--- Start Given records ---

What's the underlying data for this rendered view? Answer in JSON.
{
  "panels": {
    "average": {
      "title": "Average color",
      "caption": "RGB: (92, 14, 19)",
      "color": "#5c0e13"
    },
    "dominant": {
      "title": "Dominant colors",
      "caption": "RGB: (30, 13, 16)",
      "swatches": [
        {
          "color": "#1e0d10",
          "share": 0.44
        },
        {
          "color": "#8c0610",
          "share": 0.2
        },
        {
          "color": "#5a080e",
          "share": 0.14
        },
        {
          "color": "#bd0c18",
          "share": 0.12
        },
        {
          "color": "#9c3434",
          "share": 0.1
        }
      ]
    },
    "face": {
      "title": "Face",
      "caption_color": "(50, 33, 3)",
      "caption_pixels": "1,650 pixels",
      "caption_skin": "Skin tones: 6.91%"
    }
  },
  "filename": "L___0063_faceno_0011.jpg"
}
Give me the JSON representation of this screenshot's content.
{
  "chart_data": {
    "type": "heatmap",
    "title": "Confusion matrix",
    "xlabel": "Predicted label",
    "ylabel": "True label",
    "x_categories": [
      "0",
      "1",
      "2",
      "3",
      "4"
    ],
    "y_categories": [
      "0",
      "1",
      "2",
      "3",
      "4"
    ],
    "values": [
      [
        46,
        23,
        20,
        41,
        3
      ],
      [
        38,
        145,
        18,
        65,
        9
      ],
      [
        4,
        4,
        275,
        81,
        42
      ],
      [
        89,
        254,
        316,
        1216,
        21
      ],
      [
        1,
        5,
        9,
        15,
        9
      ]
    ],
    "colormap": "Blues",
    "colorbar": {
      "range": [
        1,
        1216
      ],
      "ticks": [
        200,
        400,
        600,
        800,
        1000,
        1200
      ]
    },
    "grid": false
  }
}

--- End Given records ---

* Your task:
Word for word, write out all of the data above.

* Worked answer:
What's the underlying data for this rendered view? Answer in JSON.
{
  "panels": {
    "average": {
      "title": "Average color",
      "caption": "RGB: (92, 14, 19)",
      "color": "#5c0e13"
    },
    "dominant": {
      "title": "Dominant colors",
      "caption": "RGB: (30, 13, 16)",
      "swatches": [
        {
          "color": "#1e0d10",
          "share": 0.44
        },
        {
          "color": "#8c0610",
          "share": 0.2
        },
        {
          "color": "#5a080e",
          "share": 0.14
        },
        {
          "color": "#bd0c18",
          "share": 0.12
        },
        {
          "color": "#9c3434",
          "share": 0.1
        }
      ]
    },
    "face": {
      "title": "Face",
      "caption_color": "(50, 33, 3)",
      "caption_pixels": "1,650 pixels",
      "caption_skin": "Skin tones: 6.91%"
    }
  },
  "filename": "L___0063_faceno_0011.jpg"
}
Give me the JSON representation of this screenshot's content.
{
  "chart_data": {
    "type": "heatmap",
    "title": "Confusion matrix",
    "xlabel": "Predicted label",
    "ylabel": "True label",
    "x_categories": [
      "0",
      "1",
      "2",
      "3",
      "4"
    ],
    "y_categories": [
      "0",
      "1",
      "2",
      "3",
      "4"
    ],
    "values": [
      [
        46,
        23,
        20,
        41,
        3
      ],
      [
        38,
        145,
        18,
        65,
        9
      ],
      [
        4,
        4,
        275,
        81,
        42
      ],
      [
        89,
        254,
        316,
        1216,
        21
      ],
      [
        1,
        5,
        9,
        15,
        9
      ]
    ],
    "colormap": "Blues",
    "colorbar": {
      "range": [
        1,
        1216
      ],
      "ticks": [
        200,
        400,
        600,
        800,
        1000,
        1200
      ]
    },
    "grid": false
  }
}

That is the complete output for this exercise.